EXCERPT TO READ
::::::
Oral Virtual Presentation (Virtual only) ESA-SRB-ANZBMS 2021

Mitochondrial dysfunction aligns with risk for diabetic kidney disease in youth with type 1 diabetes (#166)

Mitchell A Sullivan 1 , Domenica A McCarthy 1 , Nicole Flemming 1 , Preeti Chandrashekar 1 , Amelia K Fotheringham 1 , Rani Whiddett 1 , Neisha D'Silva 2 , Janelle Nisbet 2 , Adam Morton 3 , Stephanie Teasdale 2 , Nicolle Isbel 3 , Timothy Jones 4 , Jennifer Couper 5 , Grant Morahan 6 , David R Thorburn 7 , Mark Harris 8 , David W Johnson 3 , Andrew Cotterill 8 , Helen Barrett 2 , Trisha O'Moore-Sullivan 2 , Kim Donaghue 9 , Josephine M Forbes 1
  1. Mater Research Institute - The University of Queensland, Brisbane, QLD, Australia
  2. Mater Young Adults Health Centre, Mater Misericordiae Ltd, Brisbane, QLD, Australia
  3. Faculty of Medicine, The University of Queensland, Brisbane, QLD, Australia
  4. Telethon Kid's Institute, Perth, WA, Australia
  5. Robinson Research Institute, University of Adelaide, Adelaide, SA, Australia
  6. The Harry Perkins Institute of Medical Research, University of Western Australia, Perth, WA, Australia
  7. Brain and Mitochondrial Research, Murdoch Children's Research Institute, Melbourne, VIC, Australia
  8. Children's Health Queensland, Brisbane, QLD, Australia
  9. Univeristy of Sydney, Sydney, NSW, Australia

Background

Growing evidence demonstrates that diabetic kidney disease (DKD) begins as early as adolescence, with the highest tertile of urinary albumin-to-creatinine ratio (uACR) being identified as those individuals at elevated risk. The best-pactise regimens used to combat DKD in adults have proven ineffective in Phase III clinical trials, indicating that in early T1D other factors may confer the risk of DKD.

This study tested the hypothesis that mitochondrial dysfunction in adolescents with T1D may contribute to an increased risk in developing DKD.
::::::
Structured page parsing data:
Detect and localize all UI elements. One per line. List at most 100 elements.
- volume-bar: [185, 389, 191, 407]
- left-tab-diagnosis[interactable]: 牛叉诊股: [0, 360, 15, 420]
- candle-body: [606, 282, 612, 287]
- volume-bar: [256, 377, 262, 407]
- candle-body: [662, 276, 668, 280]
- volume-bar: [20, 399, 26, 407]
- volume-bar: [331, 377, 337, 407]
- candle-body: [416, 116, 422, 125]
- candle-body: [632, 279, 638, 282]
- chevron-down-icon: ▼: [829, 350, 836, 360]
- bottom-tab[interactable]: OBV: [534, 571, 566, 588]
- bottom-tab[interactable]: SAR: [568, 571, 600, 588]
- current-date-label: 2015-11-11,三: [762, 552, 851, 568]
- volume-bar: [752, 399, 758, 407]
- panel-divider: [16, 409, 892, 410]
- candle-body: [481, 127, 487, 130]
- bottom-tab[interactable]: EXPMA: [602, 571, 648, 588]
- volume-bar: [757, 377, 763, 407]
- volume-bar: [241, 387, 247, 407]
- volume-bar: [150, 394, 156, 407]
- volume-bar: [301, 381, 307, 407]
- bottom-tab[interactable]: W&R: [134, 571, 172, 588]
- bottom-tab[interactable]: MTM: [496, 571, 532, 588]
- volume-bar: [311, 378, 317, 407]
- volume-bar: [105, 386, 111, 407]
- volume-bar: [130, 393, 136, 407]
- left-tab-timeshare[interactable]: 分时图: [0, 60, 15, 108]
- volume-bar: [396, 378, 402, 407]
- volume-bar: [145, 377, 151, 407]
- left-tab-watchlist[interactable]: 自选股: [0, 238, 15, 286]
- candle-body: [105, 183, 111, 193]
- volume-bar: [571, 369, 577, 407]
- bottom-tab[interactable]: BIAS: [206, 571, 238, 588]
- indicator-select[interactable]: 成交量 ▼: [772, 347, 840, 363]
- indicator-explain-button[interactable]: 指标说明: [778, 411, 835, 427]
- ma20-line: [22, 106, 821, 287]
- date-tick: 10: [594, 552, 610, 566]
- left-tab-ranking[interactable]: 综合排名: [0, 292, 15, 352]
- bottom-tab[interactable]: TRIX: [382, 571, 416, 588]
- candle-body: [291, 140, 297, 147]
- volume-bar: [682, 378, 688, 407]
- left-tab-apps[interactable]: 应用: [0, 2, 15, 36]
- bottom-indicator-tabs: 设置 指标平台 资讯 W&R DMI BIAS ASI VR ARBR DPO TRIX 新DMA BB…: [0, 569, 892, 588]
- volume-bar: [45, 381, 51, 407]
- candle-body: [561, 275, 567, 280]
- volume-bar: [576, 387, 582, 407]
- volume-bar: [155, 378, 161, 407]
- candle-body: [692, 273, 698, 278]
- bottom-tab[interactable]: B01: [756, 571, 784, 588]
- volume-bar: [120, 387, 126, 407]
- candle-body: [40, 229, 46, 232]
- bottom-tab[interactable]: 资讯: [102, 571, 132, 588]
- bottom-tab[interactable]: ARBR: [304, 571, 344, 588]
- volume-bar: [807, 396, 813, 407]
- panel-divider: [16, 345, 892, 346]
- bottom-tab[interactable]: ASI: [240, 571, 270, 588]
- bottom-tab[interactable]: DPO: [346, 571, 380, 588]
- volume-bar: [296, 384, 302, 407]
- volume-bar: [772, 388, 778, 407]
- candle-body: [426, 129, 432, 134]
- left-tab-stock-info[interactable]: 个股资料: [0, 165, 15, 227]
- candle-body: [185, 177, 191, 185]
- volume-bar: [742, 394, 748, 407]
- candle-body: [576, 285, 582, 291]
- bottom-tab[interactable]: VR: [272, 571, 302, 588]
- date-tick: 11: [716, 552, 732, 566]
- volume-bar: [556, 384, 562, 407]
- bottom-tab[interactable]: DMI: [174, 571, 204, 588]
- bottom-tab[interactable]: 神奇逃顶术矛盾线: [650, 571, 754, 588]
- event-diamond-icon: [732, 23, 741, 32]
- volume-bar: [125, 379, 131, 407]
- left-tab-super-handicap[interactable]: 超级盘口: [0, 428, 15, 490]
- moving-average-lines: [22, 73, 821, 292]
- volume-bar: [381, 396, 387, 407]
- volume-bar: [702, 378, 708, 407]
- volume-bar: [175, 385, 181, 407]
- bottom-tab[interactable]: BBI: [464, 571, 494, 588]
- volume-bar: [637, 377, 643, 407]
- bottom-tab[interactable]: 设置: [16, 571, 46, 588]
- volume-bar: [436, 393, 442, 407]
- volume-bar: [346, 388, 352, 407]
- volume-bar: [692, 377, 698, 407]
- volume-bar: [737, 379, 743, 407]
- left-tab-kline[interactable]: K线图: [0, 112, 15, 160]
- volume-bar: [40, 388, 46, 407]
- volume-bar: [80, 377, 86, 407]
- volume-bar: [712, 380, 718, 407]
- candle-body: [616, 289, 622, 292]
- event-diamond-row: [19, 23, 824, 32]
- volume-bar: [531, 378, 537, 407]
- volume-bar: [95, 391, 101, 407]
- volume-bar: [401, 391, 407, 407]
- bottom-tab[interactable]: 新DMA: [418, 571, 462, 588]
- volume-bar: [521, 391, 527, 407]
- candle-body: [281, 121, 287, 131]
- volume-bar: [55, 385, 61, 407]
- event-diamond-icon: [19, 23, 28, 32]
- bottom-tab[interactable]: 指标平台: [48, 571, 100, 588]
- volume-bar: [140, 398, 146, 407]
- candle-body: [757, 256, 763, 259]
::::::
TO DO
(1) Answer these questions from the abstract on mitochondrial dysfunction and kidney disease in type 1 diabetes:
(a) Which tertile of urinary albumin-to-creatinine ratio identifies individuals at elevated risk?
(b) What is listed as affiliation 7?
(c) In what kind of clinical trials have adult best-practice regimens for DKD proven ineffective?
(2) Please write a continuation of the abstract on mitochondrial dysfunction and kidney disease in type 1 diabetes, picking up after its final sentence.

OUTPUTS FOR THE TASKS
(1)
(a) The highest tertile.
(b) Brain and Mitochondrial Research, Murdoch Children's Research Institute, Melbourne, VIC, Australia.
(c) Phase III clinical trials.

(2)
Methods

This cross-sectional cohort study recruited 100 young adults with T1D. Mean uACR was determined and the cohort was then divided into the low-risk group (uACR <1.16 mg/mmol; n=66) and the high-risk group for DKD and CVD (uACR ≥1.17; n=34).

Peripheral blood mononuclear cells (PBMCs) from all participants were isolated and their mitochondrial to nuclear DNA ratios were determined. A Seahorse mitochondrial stress test was also performed.  Flow cytometry was used to quantify circulating T cells.

Primary proximal tubule epithelial cells (PTECs) were treated with the serum of the participants and the mitochondrial density and levels of SGLT2 and Collagen IV were measured using flow cytometry.

Results

PBMCs from the high-risk group had a higher oxygen consumption rate but lower basal respiration (P=0.01) and ATP-linked respiration (P=0.03). There was a negative correlation between the number of CD3+ T cells and the PBMC mitochondrial to nuclear DNA ratio in both the low-risk group (slope = -3.5; P=0.045) and the high-risk group (slope = -5.2; P=0.0022). PTECS exposed to the plasma of high-risk patients had a trend towards increased mitochondria (P=0.08) and had statistically significant increases in Collogen IV (P=0.049) and SGLT2 levels (P=0.01).

Conclusion

Young adults with T1D at high risk for DKD and CVD have signs of changed mitochondrial function and possess altered proportions of circulating T cells.